YOUR GOAL - Would you transcribe all of the data exactly, down to the last character?

DATA SECTION -
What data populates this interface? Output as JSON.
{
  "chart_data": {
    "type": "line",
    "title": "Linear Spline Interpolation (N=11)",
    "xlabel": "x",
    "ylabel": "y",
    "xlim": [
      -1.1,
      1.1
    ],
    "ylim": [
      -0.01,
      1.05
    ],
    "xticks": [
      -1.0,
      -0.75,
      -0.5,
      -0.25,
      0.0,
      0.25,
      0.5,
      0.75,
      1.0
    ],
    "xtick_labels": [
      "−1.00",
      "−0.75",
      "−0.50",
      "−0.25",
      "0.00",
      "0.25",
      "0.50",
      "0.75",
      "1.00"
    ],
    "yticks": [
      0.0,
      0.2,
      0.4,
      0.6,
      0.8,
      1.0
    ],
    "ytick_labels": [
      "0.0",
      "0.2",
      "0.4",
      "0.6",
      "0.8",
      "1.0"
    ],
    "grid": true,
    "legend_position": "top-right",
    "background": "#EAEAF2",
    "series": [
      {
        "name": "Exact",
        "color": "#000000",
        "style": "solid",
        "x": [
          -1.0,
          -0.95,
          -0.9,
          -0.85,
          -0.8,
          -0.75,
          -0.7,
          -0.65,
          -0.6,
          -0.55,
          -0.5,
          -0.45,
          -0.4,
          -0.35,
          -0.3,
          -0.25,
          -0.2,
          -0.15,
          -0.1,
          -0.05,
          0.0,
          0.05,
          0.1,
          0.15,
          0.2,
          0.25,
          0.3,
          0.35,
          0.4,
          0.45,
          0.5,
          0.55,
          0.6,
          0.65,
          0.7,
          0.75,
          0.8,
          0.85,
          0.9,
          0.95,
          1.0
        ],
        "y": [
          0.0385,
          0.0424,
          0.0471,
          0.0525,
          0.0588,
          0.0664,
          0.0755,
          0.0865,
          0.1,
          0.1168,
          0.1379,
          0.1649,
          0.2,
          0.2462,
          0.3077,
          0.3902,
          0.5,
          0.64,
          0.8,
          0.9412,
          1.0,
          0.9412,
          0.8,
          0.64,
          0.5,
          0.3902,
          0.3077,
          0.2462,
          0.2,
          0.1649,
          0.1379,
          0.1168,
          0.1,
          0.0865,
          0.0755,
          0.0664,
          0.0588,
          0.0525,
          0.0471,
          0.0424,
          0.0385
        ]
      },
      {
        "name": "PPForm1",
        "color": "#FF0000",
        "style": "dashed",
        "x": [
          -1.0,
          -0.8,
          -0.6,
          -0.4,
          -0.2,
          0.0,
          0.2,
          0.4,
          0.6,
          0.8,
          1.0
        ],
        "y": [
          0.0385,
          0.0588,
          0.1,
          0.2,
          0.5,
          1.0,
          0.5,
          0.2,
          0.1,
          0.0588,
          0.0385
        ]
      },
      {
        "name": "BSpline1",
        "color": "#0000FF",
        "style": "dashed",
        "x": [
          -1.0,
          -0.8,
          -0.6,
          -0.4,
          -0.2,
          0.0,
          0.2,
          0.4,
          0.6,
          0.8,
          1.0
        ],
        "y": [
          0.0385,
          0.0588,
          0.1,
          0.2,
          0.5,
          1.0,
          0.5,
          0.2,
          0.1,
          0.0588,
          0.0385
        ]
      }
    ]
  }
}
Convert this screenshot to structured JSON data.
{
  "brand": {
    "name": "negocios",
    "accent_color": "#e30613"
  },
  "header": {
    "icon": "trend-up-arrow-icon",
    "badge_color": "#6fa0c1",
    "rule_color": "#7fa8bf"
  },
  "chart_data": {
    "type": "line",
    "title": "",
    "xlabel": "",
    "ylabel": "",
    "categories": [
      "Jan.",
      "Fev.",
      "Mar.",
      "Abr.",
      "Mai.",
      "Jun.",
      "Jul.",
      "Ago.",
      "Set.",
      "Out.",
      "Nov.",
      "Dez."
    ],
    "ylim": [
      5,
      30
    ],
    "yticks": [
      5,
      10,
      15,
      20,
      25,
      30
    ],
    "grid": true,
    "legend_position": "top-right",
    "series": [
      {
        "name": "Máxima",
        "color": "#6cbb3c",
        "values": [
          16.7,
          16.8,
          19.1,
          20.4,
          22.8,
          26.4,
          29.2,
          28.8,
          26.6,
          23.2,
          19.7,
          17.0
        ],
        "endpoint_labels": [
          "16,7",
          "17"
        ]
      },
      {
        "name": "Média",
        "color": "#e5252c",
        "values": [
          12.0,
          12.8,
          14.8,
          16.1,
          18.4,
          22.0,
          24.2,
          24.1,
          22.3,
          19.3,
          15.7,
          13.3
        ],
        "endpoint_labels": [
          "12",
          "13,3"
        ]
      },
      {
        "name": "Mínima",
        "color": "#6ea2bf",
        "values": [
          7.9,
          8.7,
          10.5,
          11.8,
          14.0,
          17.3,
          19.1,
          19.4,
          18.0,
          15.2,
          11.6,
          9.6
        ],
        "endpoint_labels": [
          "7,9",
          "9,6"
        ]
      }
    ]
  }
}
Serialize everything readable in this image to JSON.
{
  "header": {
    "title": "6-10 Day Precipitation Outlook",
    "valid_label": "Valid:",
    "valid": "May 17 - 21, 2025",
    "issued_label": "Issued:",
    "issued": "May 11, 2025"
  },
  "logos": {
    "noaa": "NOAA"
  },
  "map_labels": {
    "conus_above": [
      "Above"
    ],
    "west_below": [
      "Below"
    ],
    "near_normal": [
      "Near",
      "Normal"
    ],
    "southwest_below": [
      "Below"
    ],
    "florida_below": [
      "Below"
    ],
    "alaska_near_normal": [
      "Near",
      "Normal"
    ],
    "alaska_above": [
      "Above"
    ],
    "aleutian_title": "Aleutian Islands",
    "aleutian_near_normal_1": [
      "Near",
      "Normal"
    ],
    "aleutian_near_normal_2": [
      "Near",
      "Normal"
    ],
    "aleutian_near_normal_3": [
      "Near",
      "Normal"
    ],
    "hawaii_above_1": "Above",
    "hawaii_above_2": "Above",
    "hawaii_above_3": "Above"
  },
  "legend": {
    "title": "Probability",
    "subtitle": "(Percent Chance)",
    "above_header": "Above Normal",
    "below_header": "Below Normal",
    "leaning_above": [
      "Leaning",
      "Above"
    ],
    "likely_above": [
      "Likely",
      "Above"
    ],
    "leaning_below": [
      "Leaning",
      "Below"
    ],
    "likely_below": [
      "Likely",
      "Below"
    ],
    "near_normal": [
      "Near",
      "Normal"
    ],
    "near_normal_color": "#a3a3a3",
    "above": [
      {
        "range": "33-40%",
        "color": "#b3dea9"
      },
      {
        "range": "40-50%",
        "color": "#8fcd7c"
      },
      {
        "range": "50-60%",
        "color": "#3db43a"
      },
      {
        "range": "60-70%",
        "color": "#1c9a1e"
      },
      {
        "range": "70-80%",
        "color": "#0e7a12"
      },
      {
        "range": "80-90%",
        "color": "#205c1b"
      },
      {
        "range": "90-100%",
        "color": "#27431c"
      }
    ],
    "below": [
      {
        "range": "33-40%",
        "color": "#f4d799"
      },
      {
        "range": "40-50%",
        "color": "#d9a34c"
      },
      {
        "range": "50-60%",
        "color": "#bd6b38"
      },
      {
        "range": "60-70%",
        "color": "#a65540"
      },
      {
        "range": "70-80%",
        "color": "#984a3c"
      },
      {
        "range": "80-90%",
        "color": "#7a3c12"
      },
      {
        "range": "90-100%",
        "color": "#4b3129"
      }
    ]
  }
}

RESULT FOR THIS EXERCISE -
What data populates this interface? Output as JSON.
{
  "chart_data": {
    "type": "line",
    "title": "Linear Spline Interpolation (N=11)",
    "xlabel": "x",
    "ylabel": "y",
    "xlim": [
      -1.1,
      1.1
    ],
    "ylim": [
      -0.01,
      1.05
    ],
    "xticks": [
      -1.0,
      -0.75,
      -0.5,
      -0.25,
      0.0,
      0.25,
      0.5,
      0.75,
      1.0
    ],
    "xtick_labels": [
      "−1.00",
      "−0.75",
      "−0.50",
      "−0.25",
      "0.00",
      "0.25",
      "0.50",
      "0.75",
      "1.00"
    ],
    "yticks": [
      0.0,
      0.2,
      0.4,
      0.6,
      0.8,
      1.0
    ],
    "ytick_labels": [
      "0.0",
      "0.2",
      "0.4",
      "0.6",
      "0.8",
      "1.0"
    ],
    "grid": true,
    "legend_position": "top-right",
    "background": "#EAEAF2",
    "series": [
      {
        "name": "Exact",
        "color": "#000000",
        "style": "solid",
        "x": [
          -1.0,
          -0.95,
          -0.9,
          -0.85,
          -0.8,
          -0.75,
          -0.7,
          -0.65,
          -0.6,
          -0.55,
          -0.5,
          -0.45,
          -0.4,
          -0.35,
          -0.3,
          -0.25,
          -0.2,
          -0.15,
          -0.1,
          -0.05,
          0.0,
          0.05,
          0.1,
          0.15,
          0.2,
          0.25,
          0.3,
          0.35,
          0.4,
          0.45,
          0.5,
          0.55,
          0.6,
          0.65,
          0.7,
          0.75,
          0.8,
          0.85,
          0.9,
          0.95,
          1.0
        ],
        "y": [
          0.0385,
          0.0424,
          0.0471,
          0.0525,
          0.0588,
          0.0664,
          0.0755,
          0.0865,
          0.1,
          0.1168,
          0.1379,
          0.1649,
          0.2,
          0.2462,
          0.3077,
          0.3902,
          0.5,
          0.64,
          0.8,
          0.9412,
          1.0,
          0.9412,
          0.8,
          0.64,
          0.5,
          0.3902,
          0.3077,
          0.2462,
          0.2,
          0.1649,
          0.1379,
          0.1168,
          0.1,
          0.0865,
          0.0755,
          0.0664,
          0.0588,
          0.0525,
          0.0471,
          0.0424,
          0.0385
        ]
      },
      {
        "name": "PPForm1",
        "color": "#FF0000",
        "style": "dashed",
        "x": [
          -1.0,
          -0.8,
          -0.6,
          -0.4,
          -0.2,
          0.0,
          0.2,
          0.4,
          0.6,
          0.8,
          1.0
        ],
        "y": [
          0.0385,
          0.0588,
          0.1,
          0.2,
          0.5,
          1.0,
          0.5,
          0.2,
          0.1,
          0.0588,
          0.0385
        ]
      },
      {
        "name": "BSpline1",
        "color": "#0000FF",
        "style": "dashed",
        "x": [
          -1.0,
          -0.8,
          -0.6,
          -0.4,
          -0.2,
          0.0,
          0.2,
          0.4,
          0.6,
          0.8,
          1.0
        ],
        "y": [
          0.0385,
          0.0588,
          0.1,
          0.2,
          0.5,
          1.0,
          0.5,
          0.2,
          0.1,
          0.0588,
          0.0385
        ]
      }
    ]
  }
}
Convert this screenshot to structured JSON data.
{
  "brand": {
    "name": "negocios",
    "accent_color": "#e30613"
  },
  "header": {
    "icon": "trend-up-arrow-icon",
    "badge_color": "#6fa0c1",
    "rule_color": "#7fa8bf"
  },
  "chart_data": {
    "type": "line",
    "title": "",
    "xlabel": "",
    "ylabel": "",
    "categories": [
      "Jan.",
      "Fev.",
      "Mar.",
      "Abr.",
      "Mai.",
      "Jun.",
      "Jul.",
      "Ago.",
      "Set.",
      "Out.",
      "Nov.",
      "Dez."
    ],
    "ylim": [
      5,
      30
    ],
    "yticks": [
      5,
      10,
      15,
      20,
      25,
      30
    ],
    "grid": true,
    "legend_position": "top-right",
    "series": [
      {
        "name": "Máxima",
        "color": "#6cbb3c",
        "values": [
          16.7,
          16.8,
          19.1,
          20.4,
          22.8,
          26.4,
          29.2,
          28.8,
          26.6,
          23.2,
          19.7,
          17.0
        ],
        "endpoint_labels": [
          "16,7",
          "17"
        ]
      },
      {
        "name": "Média",
        "color": "#e5252c",
        "values": [
          12.0,
          12.8,
          14.8,
          16.1,
          18.4,
          22.0,
          24.2,
          24.1,
          22.3,
          19.3,
          15.7,
          13.3
        ],
        "endpoint_labels": [
          "12",
          "13,3"
        ]
      },
      {
        "name": "Mínima",
        "color": "#6ea2bf",
        "values": [
          7.9,
          8.7,
          10.5,
          11.8,
          14.0,
          17.3,
          19.1,
          19.4,
          18.0,
          15.2,
          11.6,
          9.6
        ],
        "endpoint_labels": [
          "7,9",
          "9,6"
        ]
      }
    ]
  }
}
Serialize everything readable in this image to JSON.
{
  "header": {
    "title": "6-10 Day Precipitation Outlook",
    "valid_label": "Valid:",
    "valid": "May 17 - 21, 2025",
    "issued_label": "Issued:",
    "issued": "May 11, 2025"
  },
  "logos": {
    "noaa": "NOAA"
  },
  "map_labels": {
    "conus_above": [
      "Above"
    ],
    "west_below": [
      "Below"
    ],
    "near_normal": [
      "Near",
      "Normal"
    ],
    "southwest_below": [
      "Below"
    ],
    "florida_below": [
      "Below"
    ],
    "alaska_near_normal": [
      "Near",
      "Normal"
    ],
    "alaska_above": [
      "Above"
    ],
    "aleutian_title": "Aleutian Islands",
    "aleutian_near_normal_1": [
      "Near",
      "Normal"
    ],
    "aleutian_near_normal_2": [
      "Near",
      "Normal"
    ],
    "aleutian_near_normal_3": [
      "Near",
      "Normal"
    ],
    "hawaii_above_1": "Above",
    "hawaii_above_2": "Above",
    "hawaii_above_3": "Above"
  },
  "legend": {
    "title": "Probability",
    "subtitle": "(Percent Chance)",
    "above_header": "Above Normal",
    "below_header": "Below Normal",
    "leaning_above": [
      "Leaning",
      "Above"
    ],
    "likely_above": [
      "Likely",
      "Above"
    ],
    "leaning_below": [
      "Leaning",
      "Below"
    ],
    "likely_below": [
      "Likely",
      "Below"
    ],
    "near_normal": [
      "Near",
      "Normal"
    ],
    "near_normal_color": "#a3a3a3",
    "above": [
      {
        "range": "33-40%",
        "color": "#b3dea9"
      },
      {
        "range": "40-50%",
        "color": "#8fcd7c"
      },
      {
        "range": "50-60%",
        "color": "#3db43a"
      },
      {
        "range": "60-70%",
        "color": "#1c9a1e"
      },
      {
        "range": "70-80%",
        "color": "#0e7a12"
      },
      {
        "range": "80-90%",
        "color": "#205c1b"
      },
      {
        "range": "90-100%",
        "color": "#27431c"
      }
    ],
    "below": [
      {
        "range": "33-40%",
        "color": "#f4d799"
      },
      {
        "range": "40-50%",
        "color": "#d9a34c"
      },
      {
        "range": "50-60%",
        "color": "#bd6b38"
      },
      {
        "range": "60-70%",
        "color": "#a65540"
      },
      {
        "range": "70-80%",
        "color": "#984a3c"
      },
      {
        "range": "80-90%",
        "color": "#7a3c12"
      },
      {
        "range": "90-100%",
        "color": "#4b3129"
      }
    ]
  }
}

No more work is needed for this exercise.